# Material provided
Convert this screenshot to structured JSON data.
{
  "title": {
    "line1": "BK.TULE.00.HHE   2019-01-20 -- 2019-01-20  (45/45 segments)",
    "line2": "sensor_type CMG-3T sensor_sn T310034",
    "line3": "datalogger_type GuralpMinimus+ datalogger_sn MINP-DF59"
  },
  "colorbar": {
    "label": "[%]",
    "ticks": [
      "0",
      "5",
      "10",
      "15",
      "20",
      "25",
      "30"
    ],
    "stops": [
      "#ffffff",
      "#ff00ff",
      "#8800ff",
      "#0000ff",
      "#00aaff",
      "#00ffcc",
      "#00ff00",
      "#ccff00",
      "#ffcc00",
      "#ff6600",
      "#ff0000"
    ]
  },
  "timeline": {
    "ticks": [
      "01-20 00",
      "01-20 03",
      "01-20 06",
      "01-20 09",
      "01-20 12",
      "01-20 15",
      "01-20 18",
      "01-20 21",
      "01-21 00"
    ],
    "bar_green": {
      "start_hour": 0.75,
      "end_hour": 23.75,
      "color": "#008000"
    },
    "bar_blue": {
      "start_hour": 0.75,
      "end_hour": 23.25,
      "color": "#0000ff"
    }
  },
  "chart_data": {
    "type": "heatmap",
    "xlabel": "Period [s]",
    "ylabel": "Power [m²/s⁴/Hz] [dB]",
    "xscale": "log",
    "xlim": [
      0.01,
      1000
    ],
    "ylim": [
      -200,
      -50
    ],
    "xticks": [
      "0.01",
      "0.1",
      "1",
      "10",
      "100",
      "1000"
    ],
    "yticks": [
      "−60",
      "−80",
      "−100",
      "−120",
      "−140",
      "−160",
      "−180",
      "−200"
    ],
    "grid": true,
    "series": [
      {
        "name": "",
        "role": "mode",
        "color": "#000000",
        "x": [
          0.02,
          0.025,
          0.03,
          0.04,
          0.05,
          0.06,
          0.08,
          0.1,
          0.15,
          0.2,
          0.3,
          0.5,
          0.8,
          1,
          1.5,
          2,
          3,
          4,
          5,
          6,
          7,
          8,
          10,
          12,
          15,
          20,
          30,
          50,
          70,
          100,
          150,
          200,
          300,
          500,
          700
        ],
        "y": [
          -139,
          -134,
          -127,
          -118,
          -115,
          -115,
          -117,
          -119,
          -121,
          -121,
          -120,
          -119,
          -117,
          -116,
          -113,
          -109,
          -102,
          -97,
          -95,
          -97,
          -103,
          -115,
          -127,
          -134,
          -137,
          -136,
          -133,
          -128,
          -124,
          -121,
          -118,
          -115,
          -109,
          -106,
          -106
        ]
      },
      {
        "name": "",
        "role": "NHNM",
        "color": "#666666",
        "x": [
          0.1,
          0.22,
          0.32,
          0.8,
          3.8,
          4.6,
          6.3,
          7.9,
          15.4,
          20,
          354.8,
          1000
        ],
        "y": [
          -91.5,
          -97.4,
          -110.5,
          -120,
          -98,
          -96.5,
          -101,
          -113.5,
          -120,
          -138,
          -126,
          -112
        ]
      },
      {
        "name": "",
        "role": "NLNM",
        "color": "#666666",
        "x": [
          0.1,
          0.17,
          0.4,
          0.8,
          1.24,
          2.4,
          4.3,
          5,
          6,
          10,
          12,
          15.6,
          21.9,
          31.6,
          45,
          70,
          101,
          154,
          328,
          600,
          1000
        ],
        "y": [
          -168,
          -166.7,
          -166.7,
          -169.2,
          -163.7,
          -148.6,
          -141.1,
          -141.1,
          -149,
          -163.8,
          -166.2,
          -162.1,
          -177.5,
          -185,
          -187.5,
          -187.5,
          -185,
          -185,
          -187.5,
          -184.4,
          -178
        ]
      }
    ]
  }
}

# Exercise goal
Output all of the data again. Match it exactly.

# Solution for this problem
Convert this screenshot to structured JSON data.
{
  "title": {
    "line1": "BK.TULE.00.HHE   2019-01-20 -- 2019-01-20  (45/45 segments)",
    "line2": "sensor_type CMG-3T sensor_sn T310034",
    "line3": "datalogger_type GuralpMinimus+ datalogger_sn MINP-DF59"
  },
  "colorbar": {
    "label": "[%]",
    "ticks": [
      "0",
      "5",
      "10",
      "15",
      "20",
      "25",
      "30"
    ],
    "stops": [
      "#ffffff",
      "#ff00ff",
      "#8800ff",
      "#0000ff",
      "#00aaff",
      "#00ffcc",
      "#00ff00",
      "#ccff00",
      "#ffcc00",
      "#ff6600",
      "#ff0000"
    ]
  },
  "timeline": {
    "ticks": [
      "01-20 00",
      "01-20 03",
      "01-20 06",
      "01-20 09",
      "01-20 12",
      "01-20 15",
      "01-20 18",
      "01-20 21",
      "01-21 00"
    ],
    "bar_green": {
      "start_hour": 0.75,
      "end_hour": 23.75,
      "color": "#008000"
    },
    "bar_blue": {
      "start_hour": 0.75,
      "end_hour": 23.25,
      "color": "#0000ff"
    }
  },
  "chart_data": {
    "type": "heatmap",
    "xlabel": "Period [s]",
    "ylabel": "Power [m²/s⁴/Hz] [dB]",
    "xscale": "log",
    "xlim": [
      0.01,
      1000
    ],
    "ylim": [
      -200,
      -50
    ],
    "xticks": [
      "0.01",
      "0.1",
      "1",
      "10",
      "100",
      "1000"
    ],
    "yticks": [
      "−60",
      "−80",
      "−100",
      "−120",
      "−140",
      "−160",
      "−180",
      "−200"
    ],
    "grid": true,
    "series": [
      {
        "name": "",
        "role": "mode",
        "color": "#000000",
        "x": [
          0.02,
          0.025,
          0.03,
          0.04,
          0.05,
          0.06,
          0.08,
          0.1,
          0.15,
          0.2,
          0.3,
          0.5,
          0.8,
          1,
          1.5,
          2,
          3,
          4,
          5,
          6,
          7,
          8,
          10,
          12,
          15,
          20,
          30,
          50,
          70,
          100,
          150,
          200,
          300,
          500,
          700
        ],
        "y": [
          -139,
          -134,
          -127,
          -118,
          -115,
          -115,
          -117,
          -119,
          -121,
          -121,
          -120,
          -119,
          -117,
          -116,
          -113,
          -109,
          -102,
          -97,
          -95,
          -97,
          -103,
          -115,
          -127,
          -134,
          -137,
          -136,
          -133,
          -128,
          -124,
          -121,
          -118,
          -115,
          -109,
          -106,
          -106
        ]
      },
      {
        "name": "",
        "role": "NHNM",
        "color": "#666666",
        "x": [
          0.1,
          0.22,
          0.32,
          0.8,
          3.8,
          4.6,
          6.3,
          7.9,
          15.4,
          20,
          354.8,
          1000
        ],
        "y": [
          -91.5,
          -97.4,
          -110.5,
          -120,
          -98,
          -96.5,
          -101,
          -113.5,
          -120,
          -138,
          -126,
          -112
        ]
      },
      {
        "name": "",
        "role": "NLNM",
        "color": "#666666",
        "x": [
          0.1,
          0.17,
          0.4,
          0.8,
          1.24,
          2.4,
          4.3,
          5,
          6,
          10,
          12,
          15.6,
          21.9,
          31.6,
          45,
          70,
          101,
          154,
          328,
          600,
          1000
        ],
        "y": [
          -168,
          -166.7,
          -166.7,
          -169.2,
          -163.7,
          -148.6,
          -141.1,
          -141.1,
          -149,
          -163.8,
          -166.2,
          -162.1,
          -177.5,
          -185,
          -187.5,
          -187.5,
          -185,
          -185,
          -187.5,
          -184.4,
          -178
        ]
      }
    ]
  }
}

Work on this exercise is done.